**Data in this exercise**

--- begin ---

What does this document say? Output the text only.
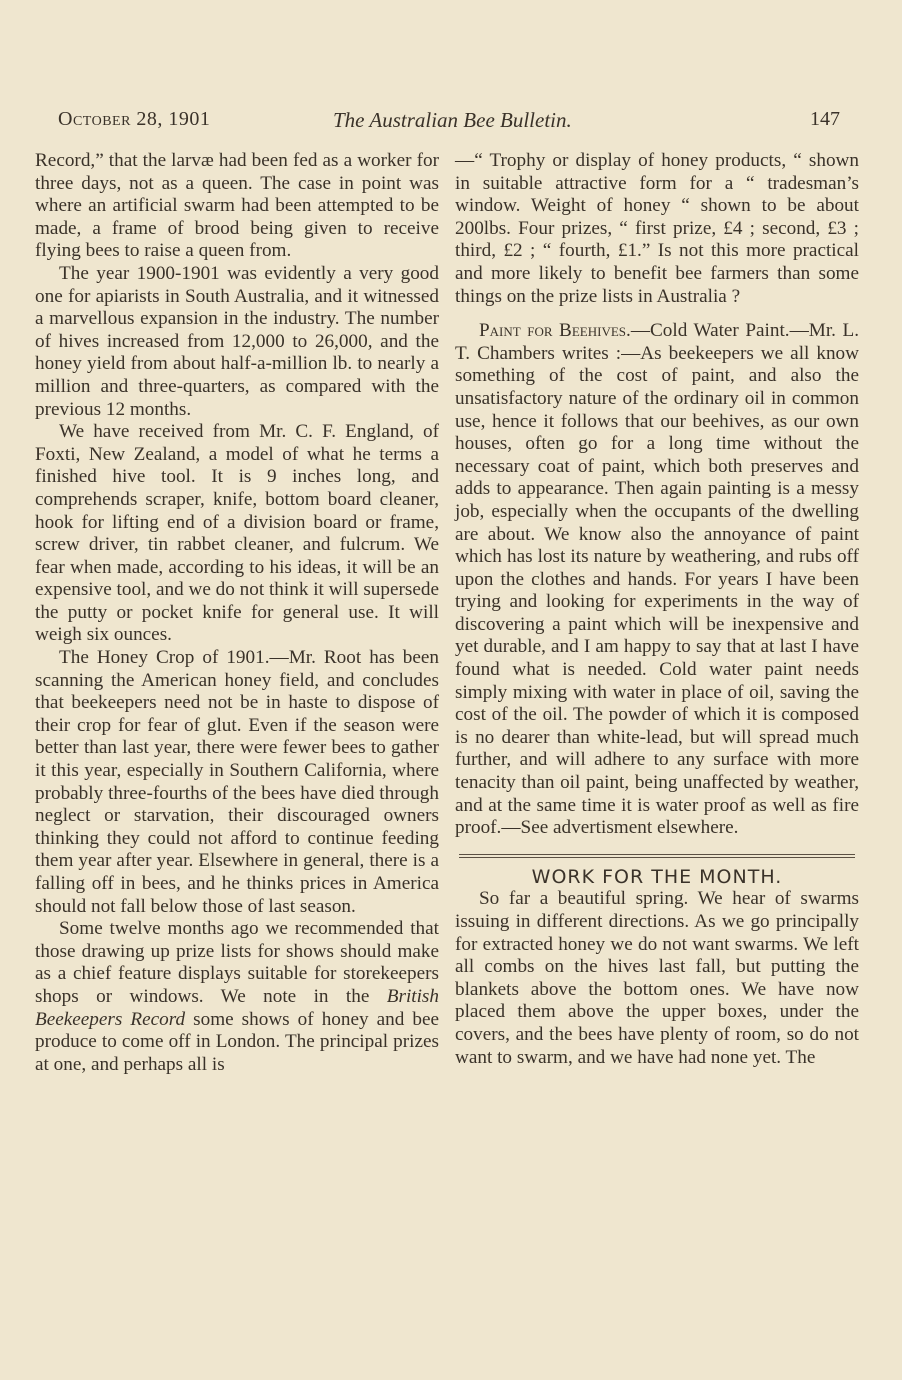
October 28, 1901	The Australian Bee Bulletin.	147

Record,” that the larvæ had been fed as a worker for three days, not as a queen. The case in point was where an artificial swarm had been attempted to be made, a frame of brood being given to receive flying bees to raise a queen from.

The year 1900-1901 was evidently a very good one for apiarists in South Australia, and it witnessed a marvellous expansion in the industry. The number of hives increased from 12,000 to 26,000, and the honey yield from about half-a-million lb. to nearly a million and three-quarters, as compared with the previous 12 months.

We have received from Mr. C. F. England, of Foxti, New Zealand, a model of what he terms a finished hive tool. It is 9 inches long, and comprehends scraper, knife, bottom board cleaner, hook for lifting end of a division board or frame, screw driver, tin rabbet cleaner, and fulcrum. We fear when made, according to his ideas, it will be an expensive tool, and we do not think it will supersede the putty or pocket knife for general use. It will weigh six ounces.

The Honey Crop of 1901.—Mr. Root has been scanning the American honey field, and concludes that beekeepers need not be in haste to dispose of their crop for fear of glut. Even if the season were better than last year, there were fewer bees to gather it this year, especially in Southern California, where probably three-fourths of the bees have died through neglect or starvation, their discouraged owners thinking they could not afford to continue feeding them year after year. Elsewhere in general, there is a falling off in bees, and he thinks prices in America should not fall below those of last season.

Some twelve months ago we recommended that those drawing up prize lists for shows should make as a chief feature displays suitable for storekeepers shops or windows. We note in the British Beekeepers Record some shows of honey and bee produce to come off in London. The principal prizes at one, and perhaps all is

—“ Trophy or display of honey products, “ shown in suitable attractive form for a “ tradesman’s window. Weight of honey “ shown to be about 200lbs. Four prizes, “ first prize, £4 ; second, £3 ; third, £2 ; “ fourth, £1.” Is not this more practical and more likely to benefit bee farmers than some things on the prize lists in Australia ?

Paint for Beehives.—Cold Water Paint.—Mr. L. T. Chambers writes :—As beekeepers we all know something of the cost of paint, and also the unsatisfactory nature of the ordinary oil in common use, hence it follows that our beehives, as our own houses, often go for a long time without the necessary coat of paint, which both preserves and adds to appearance. Then again painting is a messy job, especially when the occupants of the dwelling are about. We know also the annoyance of paint which has lost its nature by weathering, and rubs off upon the clothes and hands. For years I have been trying and looking for experiments in the way of discovering a paint which will be inexpensive and yet durable, and I am happy to say that at last I have found what is needed. Cold water paint needs simply mixing with water in place of oil, saving the cost of the oil. The powder of which it is composed is no dearer than white-lead, but will spread much further, and will adhere to any surface with more tenacity than oil paint, being unaffected by weather, and at the same time it is water proof as well as fire proof.—See advertisment elsewhere.

WORK FOR THE MONTH.

So far a beautiful spring. We hear of swarms issuing in different directions. As we go principally for extracted honey we do not want swarms. We left all combs on the hives last fall, but putting the blankets above the bottom ones. We have now placed them above the upper boxes, under the covers, and the bees have plenty of room, so do not want to swarm, and we have had none yet. The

--- end ---

**Aim**
Without the pictures, output the full listing exactly as it stands.

**Written solution**
What does this document say? Output the text only.
October 28, 1901	The Australian Bee Bulletin.	147

Record,” that the larvæ had been fed as a worker for three days, not as a queen. The case in point was where an artificial swarm had been attempted to be made, a frame of brood being given to receive flying bees to raise a queen from.

The year 1900-1901 was evidently a very good one for apiarists in South Australia, and it witnessed a marvellous expansion in the industry. The number of hives increased from 12,000 to 26,000, and the honey yield from about half-a-million lb. to nearly a million and three-quarters, as compared with the previous 12 months.

We have received from Mr. C. F. England, of Foxti, New Zealand, a model of what he terms a finished hive tool. It is 9 inches long, and comprehends scraper, knife, bottom board cleaner, hook for lifting end of a division board or frame, screw driver, tin rabbet cleaner, and fulcrum. We fear when made, according to his ideas, it will be an expensive tool, and we do not think it will supersede the putty or pocket knife for general use. It will weigh six ounces.

The Honey Crop of 1901.—Mr. Root has been scanning the American honey field, and concludes that beekeepers need not be in haste to dispose of their crop for fear of glut. Even if the season were better than last year, there were fewer bees to gather it this year, especially in Southern California, where probably three-fourths of the bees have died through neglect or starvation, their discouraged owners thinking they could not afford to continue feeding them year after year. Elsewhere in general, there is a falling off in bees, and he thinks prices in America should not fall below those of last season.

Some twelve months ago we recommended that those drawing up prize lists for shows should make as a chief feature displays suitable for storekeepers shops or windows. We note in the British Beekeepers Record some shows of honey and bee produce to come off in London. The principal prizes at one, and perhaps all is

—“ Trophy or display of honey products, “ shown in suitable attractive form for a “ tradesman’s window. Weight of honey “ shown to be about 200lbs. Four prizes, “ first prize, £4 ; second, £3 ; third, £2 ; “ fourth, £1.” Is not this more practical and more likely to benefit bee farmers than some things on the prize lists in Australia ?

Paint for Beehives.—Cold Water Paint.—Mr. L. T. Chambers writes :—As beekeepers we all know something of the cost of paint, and also the unsatisfactory nature of the ordinary oil in common use, hence it follows that our beehives, as our own houses, often go for a long time without the necessary coat of paint, which both preserves and adds to appearance. Then again painting is a messy job, especially when the occupants of the dwelling are about. We know also the annoyance of paint which has lost its nature by weathering, and rubs off upon the clothes and hands. For years I have been trying and looking for experiments in the way of discovering a paint which will be inexpensive and yet durable, and I am happy to say that at last I have found what is needed. Cold water paint needs simply mixing with water in place of oil, saving the cost of the oil. The powder of which it is composed is no dearer than white-lead, but will spread much further, and will adhere to any surface with more tenacity than oil paint, being unaffected by weather, and at the same time it is water proof as well as fire proof.—See advertisment elsewhere.

WORK FOR THE MONTH.

So far a beautiful spring. We hear of swarms issuing in different directions. As we go principally for extracted honey we do not want swarms. We left all combs on the hives last fall, but putting the blankets above the bottom ones. We have now placed them above the upper boxes, under the covers, and the bees have plenty of room, so do not want to swarm, and we have had none yet. The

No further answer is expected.